▸ REQUIRED WORK: Copy every line of the entries that includes the word "name".

▸ Data extracted from a collection:
════════
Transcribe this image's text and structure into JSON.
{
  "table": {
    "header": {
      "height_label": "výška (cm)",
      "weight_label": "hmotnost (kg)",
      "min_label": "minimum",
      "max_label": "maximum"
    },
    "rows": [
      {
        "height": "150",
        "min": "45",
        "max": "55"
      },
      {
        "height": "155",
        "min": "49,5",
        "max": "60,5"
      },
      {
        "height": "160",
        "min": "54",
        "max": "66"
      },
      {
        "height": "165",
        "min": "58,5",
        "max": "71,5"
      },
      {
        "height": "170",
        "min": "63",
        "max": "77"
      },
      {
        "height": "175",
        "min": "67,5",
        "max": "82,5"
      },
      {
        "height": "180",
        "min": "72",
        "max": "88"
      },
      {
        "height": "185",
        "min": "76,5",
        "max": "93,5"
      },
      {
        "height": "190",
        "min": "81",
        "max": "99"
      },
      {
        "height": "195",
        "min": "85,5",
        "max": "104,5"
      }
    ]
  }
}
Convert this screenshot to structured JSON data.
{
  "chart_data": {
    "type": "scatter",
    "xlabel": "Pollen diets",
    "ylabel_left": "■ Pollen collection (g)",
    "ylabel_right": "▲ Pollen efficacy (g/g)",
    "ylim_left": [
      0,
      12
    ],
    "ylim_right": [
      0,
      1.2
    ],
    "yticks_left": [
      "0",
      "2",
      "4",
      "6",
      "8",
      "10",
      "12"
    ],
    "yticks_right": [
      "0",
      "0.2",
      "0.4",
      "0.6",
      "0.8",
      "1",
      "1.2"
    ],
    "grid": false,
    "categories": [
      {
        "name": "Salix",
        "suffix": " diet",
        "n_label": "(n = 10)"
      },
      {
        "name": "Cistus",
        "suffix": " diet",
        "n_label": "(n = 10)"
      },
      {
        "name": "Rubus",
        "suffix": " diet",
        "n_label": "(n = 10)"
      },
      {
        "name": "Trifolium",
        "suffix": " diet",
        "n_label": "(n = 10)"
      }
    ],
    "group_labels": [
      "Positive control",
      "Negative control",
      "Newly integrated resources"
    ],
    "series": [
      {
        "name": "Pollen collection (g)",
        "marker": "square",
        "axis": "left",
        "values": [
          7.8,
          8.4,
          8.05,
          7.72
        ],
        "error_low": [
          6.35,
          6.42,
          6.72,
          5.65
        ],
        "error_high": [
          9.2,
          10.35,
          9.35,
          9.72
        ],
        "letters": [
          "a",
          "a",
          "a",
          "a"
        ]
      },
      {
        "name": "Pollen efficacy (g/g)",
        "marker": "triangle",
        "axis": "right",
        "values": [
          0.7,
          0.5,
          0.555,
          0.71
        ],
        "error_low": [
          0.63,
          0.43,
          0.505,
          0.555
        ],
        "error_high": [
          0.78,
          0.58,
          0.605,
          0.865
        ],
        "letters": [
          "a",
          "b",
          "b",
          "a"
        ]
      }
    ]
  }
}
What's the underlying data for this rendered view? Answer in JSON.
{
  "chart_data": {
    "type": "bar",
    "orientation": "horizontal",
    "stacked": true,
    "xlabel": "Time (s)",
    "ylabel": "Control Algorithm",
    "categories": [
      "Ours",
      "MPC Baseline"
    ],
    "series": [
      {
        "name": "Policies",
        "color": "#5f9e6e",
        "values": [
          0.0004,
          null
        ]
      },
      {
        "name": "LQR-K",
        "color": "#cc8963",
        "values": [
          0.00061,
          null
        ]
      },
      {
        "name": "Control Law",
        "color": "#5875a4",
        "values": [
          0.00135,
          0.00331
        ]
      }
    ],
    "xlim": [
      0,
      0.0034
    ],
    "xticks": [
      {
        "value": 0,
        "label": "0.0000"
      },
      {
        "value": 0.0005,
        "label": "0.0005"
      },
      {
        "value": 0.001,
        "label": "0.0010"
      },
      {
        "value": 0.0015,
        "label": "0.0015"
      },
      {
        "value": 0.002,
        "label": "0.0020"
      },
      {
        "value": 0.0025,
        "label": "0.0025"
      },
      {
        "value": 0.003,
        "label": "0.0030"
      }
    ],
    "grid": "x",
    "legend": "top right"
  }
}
════════
▸ ANSWER TO THE PROBLEM:
        "name": "Salix",
        "name": "Cistus",
        "name": "Rubus",
        "name": "Trifolium",
        "name": "Pollen collection (g)",
        "name": "Pollen efficacy (g/g)",
        "name": "Policies",
        "name": "LQR-K",
        "name": "Control Law",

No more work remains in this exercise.